• [Aim of the exercise]:
With no images included, output each entry below exactly as it appears.

[Data shown — start]

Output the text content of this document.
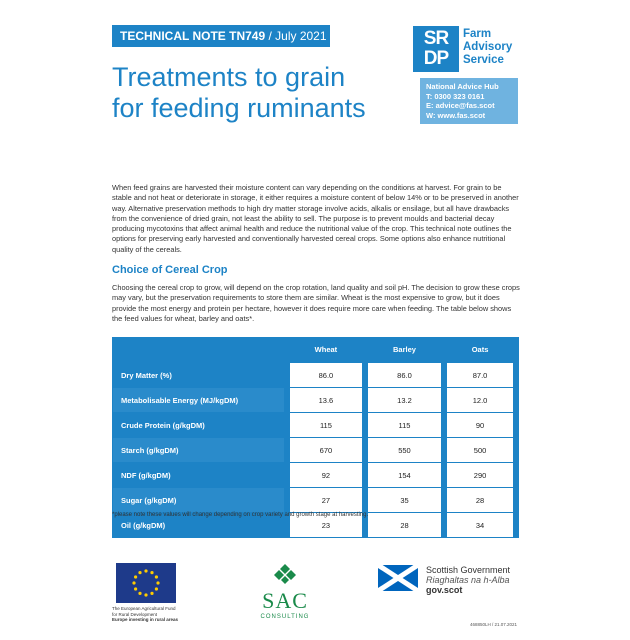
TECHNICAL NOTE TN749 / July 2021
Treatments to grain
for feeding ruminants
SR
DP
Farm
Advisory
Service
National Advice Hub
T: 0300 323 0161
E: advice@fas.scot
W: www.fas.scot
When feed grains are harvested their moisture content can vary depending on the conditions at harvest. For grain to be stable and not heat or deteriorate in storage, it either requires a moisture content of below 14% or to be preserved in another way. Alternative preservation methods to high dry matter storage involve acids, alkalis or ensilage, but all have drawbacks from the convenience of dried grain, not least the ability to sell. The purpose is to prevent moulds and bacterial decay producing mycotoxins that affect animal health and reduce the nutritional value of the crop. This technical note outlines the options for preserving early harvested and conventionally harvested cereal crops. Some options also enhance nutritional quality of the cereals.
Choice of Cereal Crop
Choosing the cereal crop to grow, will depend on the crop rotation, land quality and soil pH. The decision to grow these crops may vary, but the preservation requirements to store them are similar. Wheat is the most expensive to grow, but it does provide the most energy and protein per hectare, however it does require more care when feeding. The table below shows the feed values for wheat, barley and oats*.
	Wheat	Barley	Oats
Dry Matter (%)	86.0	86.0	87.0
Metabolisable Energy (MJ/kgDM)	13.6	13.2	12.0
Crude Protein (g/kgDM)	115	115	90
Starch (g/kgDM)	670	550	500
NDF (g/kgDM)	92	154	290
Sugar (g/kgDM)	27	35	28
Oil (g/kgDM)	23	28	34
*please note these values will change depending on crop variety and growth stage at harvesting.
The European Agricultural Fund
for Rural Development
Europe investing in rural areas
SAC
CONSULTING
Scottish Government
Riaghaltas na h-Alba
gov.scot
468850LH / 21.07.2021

[Data shown — finish]

• [Solution to this exercise]:
Output the text content of this document.
TECHNICAL NOTE TN749 / July 2021
Treatments to grain
for feeding ruminants
SR
DP
Farm
Advisory
Service
National Advice Hub
T: 0300 323 0161
E: advice@fas.scot
W: www.fas.scot
When feed grains are harvested their moisture content can vary depending on the conditions at harvest. For grain to be stable and not heat or deteriorate in storage, it either requires a moisture content of below 14% or to be preserved in another way. Alternative preservation methods to high dry matter storage involve acids, alkalis or ensilage, but all have drawbacks from the convenience of dried grain, not least the ability to sell. The purpose is to prevent moulds and bacterial decay producing mycotoxins that affect animal health and reduce the nutritional value of the crop. This technical note outlines the options for preserving early harvested and conventionally harvested cereal crops. Some options also enhance nutritional quality of the cereals.
Choice of Cereal Crop
Choosing the cereal crop to grow, will depend on the crop rotation, land quality and soil pH. The decision to grow these crops may vary, but the preservation requirements to store them are similar. Wheat is the most expensive to grow, but it does provide the most energy and protein per hectare, however it does require more care when feeding. The table below shows the feed values for wheat, barley and oats*.
	Wheat	Barley	Oats
Dry Matter (%)	86.0	86.0	87.0
Metabolisable Energy (MJ/kgDM)	13.6	13.2	12.0
Crude Protein (g/kgDM)	115	115	90
Starch (g/kgDM)	670	550	500
NDF (g/kgDM)	92	154	290
Sugar (g/kgDM)	27	35	28
Oil (g/kgDM)	23	28	34
*please note these values will change depending on crop variety and growth stage at harvesting.
The European Agricultural Fund
for Rural Development
Europe investing in rural areas
SAC
CONSULTING
Scottish Government
Riaghaltas na h-Alba
gov.scot
468850LH / 21.07.2021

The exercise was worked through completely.